## Instructions to follow
Your task is to reproduce the material exactly.

(Collected data)
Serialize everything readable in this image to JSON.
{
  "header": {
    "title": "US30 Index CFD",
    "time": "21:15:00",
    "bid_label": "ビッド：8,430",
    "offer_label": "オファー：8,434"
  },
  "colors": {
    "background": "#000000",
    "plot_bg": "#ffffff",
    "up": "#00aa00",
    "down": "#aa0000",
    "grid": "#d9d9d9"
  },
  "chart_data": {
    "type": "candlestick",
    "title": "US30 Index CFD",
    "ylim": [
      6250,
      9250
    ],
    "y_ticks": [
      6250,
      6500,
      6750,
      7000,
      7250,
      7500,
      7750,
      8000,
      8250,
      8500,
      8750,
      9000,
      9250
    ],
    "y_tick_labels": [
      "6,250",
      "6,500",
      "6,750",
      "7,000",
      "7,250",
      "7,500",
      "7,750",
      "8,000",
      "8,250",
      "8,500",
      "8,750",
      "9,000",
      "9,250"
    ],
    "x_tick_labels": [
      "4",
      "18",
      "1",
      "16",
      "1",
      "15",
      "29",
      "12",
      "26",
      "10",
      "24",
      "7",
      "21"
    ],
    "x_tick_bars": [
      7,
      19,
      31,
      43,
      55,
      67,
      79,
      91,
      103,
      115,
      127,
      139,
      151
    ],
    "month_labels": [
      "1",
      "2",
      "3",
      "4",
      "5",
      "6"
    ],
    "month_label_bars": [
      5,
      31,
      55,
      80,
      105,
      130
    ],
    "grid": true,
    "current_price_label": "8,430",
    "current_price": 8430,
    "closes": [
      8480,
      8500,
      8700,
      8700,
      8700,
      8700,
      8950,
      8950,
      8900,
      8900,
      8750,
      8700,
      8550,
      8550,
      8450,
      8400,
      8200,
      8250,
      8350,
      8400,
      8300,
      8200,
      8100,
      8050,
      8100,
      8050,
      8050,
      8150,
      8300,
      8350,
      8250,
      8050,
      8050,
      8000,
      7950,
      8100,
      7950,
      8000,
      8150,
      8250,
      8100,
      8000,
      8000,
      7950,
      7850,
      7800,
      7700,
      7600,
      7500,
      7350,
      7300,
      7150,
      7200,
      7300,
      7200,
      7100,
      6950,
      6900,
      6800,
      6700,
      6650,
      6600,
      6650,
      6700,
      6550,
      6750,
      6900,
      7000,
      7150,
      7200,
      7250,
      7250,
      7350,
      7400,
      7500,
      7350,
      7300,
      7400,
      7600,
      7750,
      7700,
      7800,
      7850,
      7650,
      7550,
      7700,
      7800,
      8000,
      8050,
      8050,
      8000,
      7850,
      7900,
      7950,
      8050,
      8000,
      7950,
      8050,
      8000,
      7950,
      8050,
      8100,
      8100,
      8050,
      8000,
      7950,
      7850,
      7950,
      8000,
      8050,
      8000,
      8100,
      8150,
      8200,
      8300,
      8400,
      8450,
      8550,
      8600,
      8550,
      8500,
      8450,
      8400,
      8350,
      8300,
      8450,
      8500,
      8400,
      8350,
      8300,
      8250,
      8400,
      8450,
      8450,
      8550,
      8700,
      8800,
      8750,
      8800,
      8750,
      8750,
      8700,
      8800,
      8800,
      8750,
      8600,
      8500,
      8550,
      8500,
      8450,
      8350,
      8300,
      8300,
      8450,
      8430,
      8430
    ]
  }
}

## Output of the task
Serialize everything readable in this image to JSON.
{
  "header": {
    "title": "US30 Index CFD",
    "time": "21:15:00",
    "bid_label": "ビッド：8,430",
    "offer_label": "オファー：8,434"
  },
  "colors": {
    "background": "#000000",
    "plot_bg": "#ffffff",
    "up": "#00aa00",
    "down": "#aa0000",
    "grid": "#d9d9d9"
  },
  "chart_data": {
    "type": "candlestick",
    "title": "US30 Index CFD",
    "ylim": [
      6250,
      9250
    ],
    "y_ticks": [
      6250,
      6500,
      6750,
      7000,
      7250,
      7500,
      7750,
      8000,
      8250,
      8500,
      8750,
      9000,
      9250
    ],
    "y_tick_labels": [
      "6,250",
      "6,500",
      "6,750",
      "7,000",
      "7,250",
      "7,500",
      "7,750",
      "8,000",
      "8,250",
      "8,500",
      "8,750",
      "9,000",
      "9,250"
    ],
    "x_tick_labels": [
      "4",
      "18",
      "1",
      "16",
      "1",
      "15",
      "29",
      "12",
      "26",
      "10",
      "24",
      "7",
      "21"
    ],
    "x_tick_bars": [
      7,
      19,
      31,
      43,
      55,
      67,
      79,
      91,
      103,
      115,
      127,
      139,
      151
    ],
    "month_labels": [
      "1",
      "2",
      "3",
      "4",
      "5",
      "6"
    ],
    "month_label_bars": [
      5,
      31,
      55,
      80,
      105,
      130
    ],
    "grid": true,
    "current_price_label": "8,430",
    "current_price": 8430,
    "closes": [
      8480,
      8500,
      8700,
      8700,
      8700,
      8700,
      8950,
      8950,
      8900,
      8900,
      8750,
      8700,
      8550,
      8550,
      8450,
      8400,
      8200,
      8250,
      8350,
      8400,
      8300,
      8200,
      8100,
      8050,
      8100,
      8050,
      8050,
      8150,
      8300,
      8350,
      8250,
      8050,
      8050,
      8000,
      7950,
      8100,
      7950,
      8000,
      8150,
      8250,
      8100,
      8000,
      8000,
      7950,
      7850,
      7800,
      7700,
      7600,
      7500,
      7350,
      7300,
      7150,
      7200,
      7300,
      7200,
      7100,
      6950,
      6900,
      6800,
      6700,
      6650,
      6600,
      6650,
      6700,
      6550,
      6750,
      6900,
      7000,
      7150,
      7200,
      7250,
      7250,
      7350,
      7400,
      7500,
      7350,
      7300,
      7400,
      7600,
      7750,
      7700,
      7800,
      7850,
      7650,
      7550,
      7700,
      7800,
      8000,
      8050,
      8050,
      8000,
      7850,
      7900,
      7950,
      8050,
      8000,
      7950,
      8050,
      8000,
      7950,
      8050,
      8100,
      8100,
      8050,
      8000,
      7950,
      7850,
      7950,
      8000,
      8050,
      8000,
      8100,
      8150,
      8200,
      8300,
      8400,
      8450,
      8550,
      8600,
      8550,
      8500,
      8450,
      8400,
      8350,
      8300,
      8450,
      8500,
      8400,
      8350,
      8300,
      8250,
      8400,
      8450,
      8450,
      8550,
      8700,
      8800,
      8750,
      8800,
      8750,
      8750,
      8700,
      8800,
      8800,
      8750,
      8600,
      8500,
      8550,
      8500,
      8450,
      8350,
      8300,
      8300,
      8450,
      8430,
      8430
    ]
  }
}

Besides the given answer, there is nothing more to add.